**EXERCISE DESCRIPTION:**
Return each line containing "xavfsizligi".

**SUPPLIED DATA:**

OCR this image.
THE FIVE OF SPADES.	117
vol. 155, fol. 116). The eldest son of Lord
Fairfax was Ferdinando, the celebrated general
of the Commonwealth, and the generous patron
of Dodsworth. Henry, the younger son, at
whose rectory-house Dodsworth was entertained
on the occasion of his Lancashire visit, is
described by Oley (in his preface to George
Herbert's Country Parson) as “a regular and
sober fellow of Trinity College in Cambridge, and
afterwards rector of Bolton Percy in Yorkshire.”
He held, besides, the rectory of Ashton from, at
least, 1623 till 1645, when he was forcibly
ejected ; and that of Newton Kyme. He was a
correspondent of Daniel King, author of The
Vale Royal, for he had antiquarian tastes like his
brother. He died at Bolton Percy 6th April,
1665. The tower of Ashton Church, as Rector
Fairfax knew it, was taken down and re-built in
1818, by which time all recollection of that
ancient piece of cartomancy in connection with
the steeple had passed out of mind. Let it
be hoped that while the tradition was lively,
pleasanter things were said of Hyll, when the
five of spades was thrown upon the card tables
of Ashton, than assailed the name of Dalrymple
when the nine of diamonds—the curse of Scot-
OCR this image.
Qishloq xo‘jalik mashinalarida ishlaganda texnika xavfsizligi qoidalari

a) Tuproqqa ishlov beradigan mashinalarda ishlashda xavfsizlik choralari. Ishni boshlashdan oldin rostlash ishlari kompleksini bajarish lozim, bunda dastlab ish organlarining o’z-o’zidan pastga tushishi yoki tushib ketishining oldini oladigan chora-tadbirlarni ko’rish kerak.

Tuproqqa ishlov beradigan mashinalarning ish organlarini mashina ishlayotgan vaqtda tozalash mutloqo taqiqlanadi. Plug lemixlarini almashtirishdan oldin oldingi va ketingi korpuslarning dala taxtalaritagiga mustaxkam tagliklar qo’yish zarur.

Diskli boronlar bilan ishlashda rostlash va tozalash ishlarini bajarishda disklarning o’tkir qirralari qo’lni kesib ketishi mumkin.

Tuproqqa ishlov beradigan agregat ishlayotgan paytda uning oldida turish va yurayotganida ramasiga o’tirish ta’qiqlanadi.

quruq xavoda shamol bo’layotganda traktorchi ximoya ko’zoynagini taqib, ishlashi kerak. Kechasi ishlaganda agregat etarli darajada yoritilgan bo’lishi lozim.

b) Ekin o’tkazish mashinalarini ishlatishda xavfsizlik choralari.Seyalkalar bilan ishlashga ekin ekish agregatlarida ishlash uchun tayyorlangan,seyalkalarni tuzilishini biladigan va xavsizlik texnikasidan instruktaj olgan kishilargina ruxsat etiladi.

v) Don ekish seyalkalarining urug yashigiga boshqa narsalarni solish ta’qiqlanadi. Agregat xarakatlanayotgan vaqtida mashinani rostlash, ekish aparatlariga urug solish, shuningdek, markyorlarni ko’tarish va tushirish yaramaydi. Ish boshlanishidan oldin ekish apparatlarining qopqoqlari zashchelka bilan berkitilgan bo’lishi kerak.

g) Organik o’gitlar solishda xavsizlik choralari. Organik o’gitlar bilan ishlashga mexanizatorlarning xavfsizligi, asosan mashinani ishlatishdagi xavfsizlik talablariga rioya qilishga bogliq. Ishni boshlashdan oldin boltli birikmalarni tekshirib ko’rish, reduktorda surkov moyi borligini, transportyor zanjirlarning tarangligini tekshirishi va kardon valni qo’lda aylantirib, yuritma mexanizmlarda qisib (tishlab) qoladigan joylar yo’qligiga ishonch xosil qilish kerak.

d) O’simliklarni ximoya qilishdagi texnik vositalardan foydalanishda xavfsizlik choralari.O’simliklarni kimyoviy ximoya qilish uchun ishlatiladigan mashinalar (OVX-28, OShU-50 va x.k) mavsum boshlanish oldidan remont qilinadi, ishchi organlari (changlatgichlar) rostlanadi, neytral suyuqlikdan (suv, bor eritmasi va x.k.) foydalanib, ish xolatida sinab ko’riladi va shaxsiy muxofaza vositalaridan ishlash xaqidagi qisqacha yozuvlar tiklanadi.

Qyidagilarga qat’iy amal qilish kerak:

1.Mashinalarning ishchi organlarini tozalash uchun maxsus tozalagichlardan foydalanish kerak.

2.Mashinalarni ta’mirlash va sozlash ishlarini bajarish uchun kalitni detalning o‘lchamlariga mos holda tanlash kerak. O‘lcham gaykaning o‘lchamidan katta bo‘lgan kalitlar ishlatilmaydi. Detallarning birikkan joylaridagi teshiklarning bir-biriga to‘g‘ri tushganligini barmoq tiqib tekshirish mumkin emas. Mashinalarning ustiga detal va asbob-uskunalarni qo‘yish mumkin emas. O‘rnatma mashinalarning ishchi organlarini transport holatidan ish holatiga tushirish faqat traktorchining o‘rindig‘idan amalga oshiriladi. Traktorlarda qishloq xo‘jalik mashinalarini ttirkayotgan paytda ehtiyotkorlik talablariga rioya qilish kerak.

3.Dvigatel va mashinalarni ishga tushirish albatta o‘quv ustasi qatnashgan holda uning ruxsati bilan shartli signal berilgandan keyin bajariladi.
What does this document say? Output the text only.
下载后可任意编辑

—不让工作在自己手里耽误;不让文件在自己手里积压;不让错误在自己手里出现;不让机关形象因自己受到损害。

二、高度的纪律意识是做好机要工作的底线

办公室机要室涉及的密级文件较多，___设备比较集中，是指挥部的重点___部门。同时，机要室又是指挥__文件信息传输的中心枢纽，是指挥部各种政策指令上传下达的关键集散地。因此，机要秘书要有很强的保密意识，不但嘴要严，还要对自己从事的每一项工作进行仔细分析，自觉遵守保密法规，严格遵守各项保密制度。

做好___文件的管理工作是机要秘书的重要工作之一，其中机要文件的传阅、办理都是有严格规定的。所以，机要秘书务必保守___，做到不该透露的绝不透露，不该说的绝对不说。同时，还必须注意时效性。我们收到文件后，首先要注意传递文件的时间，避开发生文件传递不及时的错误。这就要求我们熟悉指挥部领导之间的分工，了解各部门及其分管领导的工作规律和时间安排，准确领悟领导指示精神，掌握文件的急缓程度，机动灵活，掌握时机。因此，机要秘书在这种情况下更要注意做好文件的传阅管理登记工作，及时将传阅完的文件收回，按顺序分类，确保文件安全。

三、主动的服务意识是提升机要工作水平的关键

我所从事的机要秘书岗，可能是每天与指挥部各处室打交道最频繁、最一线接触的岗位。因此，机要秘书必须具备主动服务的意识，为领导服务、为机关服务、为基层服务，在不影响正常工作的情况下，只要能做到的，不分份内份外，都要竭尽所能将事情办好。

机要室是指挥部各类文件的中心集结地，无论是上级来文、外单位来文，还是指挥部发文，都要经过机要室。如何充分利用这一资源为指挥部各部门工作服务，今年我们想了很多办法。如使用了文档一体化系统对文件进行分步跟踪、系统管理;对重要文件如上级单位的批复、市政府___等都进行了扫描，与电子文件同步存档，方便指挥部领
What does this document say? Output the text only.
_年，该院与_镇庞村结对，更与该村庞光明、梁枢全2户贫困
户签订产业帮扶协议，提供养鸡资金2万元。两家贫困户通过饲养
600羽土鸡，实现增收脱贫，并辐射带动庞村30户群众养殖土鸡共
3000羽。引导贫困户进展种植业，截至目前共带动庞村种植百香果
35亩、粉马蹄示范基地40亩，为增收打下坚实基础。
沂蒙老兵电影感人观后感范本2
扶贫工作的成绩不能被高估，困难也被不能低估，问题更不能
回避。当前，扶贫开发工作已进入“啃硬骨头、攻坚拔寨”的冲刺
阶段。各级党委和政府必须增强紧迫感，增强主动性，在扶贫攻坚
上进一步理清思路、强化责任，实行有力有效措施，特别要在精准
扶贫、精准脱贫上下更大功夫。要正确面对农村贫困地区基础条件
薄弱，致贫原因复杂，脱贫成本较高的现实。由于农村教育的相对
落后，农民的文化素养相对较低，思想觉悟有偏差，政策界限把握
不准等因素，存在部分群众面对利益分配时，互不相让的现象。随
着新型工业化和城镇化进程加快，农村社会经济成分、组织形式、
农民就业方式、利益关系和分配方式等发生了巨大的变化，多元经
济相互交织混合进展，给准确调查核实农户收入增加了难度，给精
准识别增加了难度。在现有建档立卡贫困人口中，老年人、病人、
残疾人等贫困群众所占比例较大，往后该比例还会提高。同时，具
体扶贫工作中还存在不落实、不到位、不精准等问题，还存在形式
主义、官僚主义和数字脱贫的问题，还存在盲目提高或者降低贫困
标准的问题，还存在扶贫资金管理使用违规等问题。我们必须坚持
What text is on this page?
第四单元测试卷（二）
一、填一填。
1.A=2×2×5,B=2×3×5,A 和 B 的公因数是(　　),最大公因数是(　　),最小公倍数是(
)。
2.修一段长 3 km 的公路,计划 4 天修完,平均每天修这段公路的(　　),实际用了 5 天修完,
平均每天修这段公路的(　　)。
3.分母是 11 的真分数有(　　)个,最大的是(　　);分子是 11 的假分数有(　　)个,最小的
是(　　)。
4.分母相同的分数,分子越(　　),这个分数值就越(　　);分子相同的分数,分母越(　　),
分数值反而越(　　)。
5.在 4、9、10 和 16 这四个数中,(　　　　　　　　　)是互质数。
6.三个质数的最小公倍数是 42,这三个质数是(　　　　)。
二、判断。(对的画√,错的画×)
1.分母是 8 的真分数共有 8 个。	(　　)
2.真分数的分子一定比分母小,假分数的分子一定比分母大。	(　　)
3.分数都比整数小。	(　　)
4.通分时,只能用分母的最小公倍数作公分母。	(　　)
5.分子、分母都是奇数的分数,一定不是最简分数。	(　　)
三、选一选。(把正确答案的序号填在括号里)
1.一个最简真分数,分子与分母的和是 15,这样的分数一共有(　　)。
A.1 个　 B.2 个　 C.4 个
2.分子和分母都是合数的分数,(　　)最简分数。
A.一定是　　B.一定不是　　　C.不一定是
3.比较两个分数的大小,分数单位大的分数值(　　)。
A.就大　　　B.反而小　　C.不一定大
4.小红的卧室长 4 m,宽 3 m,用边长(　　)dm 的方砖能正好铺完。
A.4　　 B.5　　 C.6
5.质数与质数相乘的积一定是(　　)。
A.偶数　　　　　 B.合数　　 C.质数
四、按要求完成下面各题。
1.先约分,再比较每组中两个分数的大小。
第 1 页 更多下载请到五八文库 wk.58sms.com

**RIGHT ANSWER:**
Qishloq xo‘jalik mashinalarida ishlaganda texnika xavfsizligi qoidalari
g) Organik o’gitlar solishda xavsizlik choralari. Organik o’gitlar bilan ishlashga mexanizatorlarning xavfsizligi, asosan mashinani ishlatishdagi xavfsizlik talablariga rioya qilishga bogliq. Ishni boshlashdan oldin boltli birikmalarni tekshirib ko’rish, reduktorda surkov moyi borligini, transportyor zanjirlarning tarangligini tekshirishi va kardon valni qo’lda aylantirib, yuritma mexanizmlarda qisib (tishlab) qoladigan joylar yo’qligiga ishonch xosil qilish kerak.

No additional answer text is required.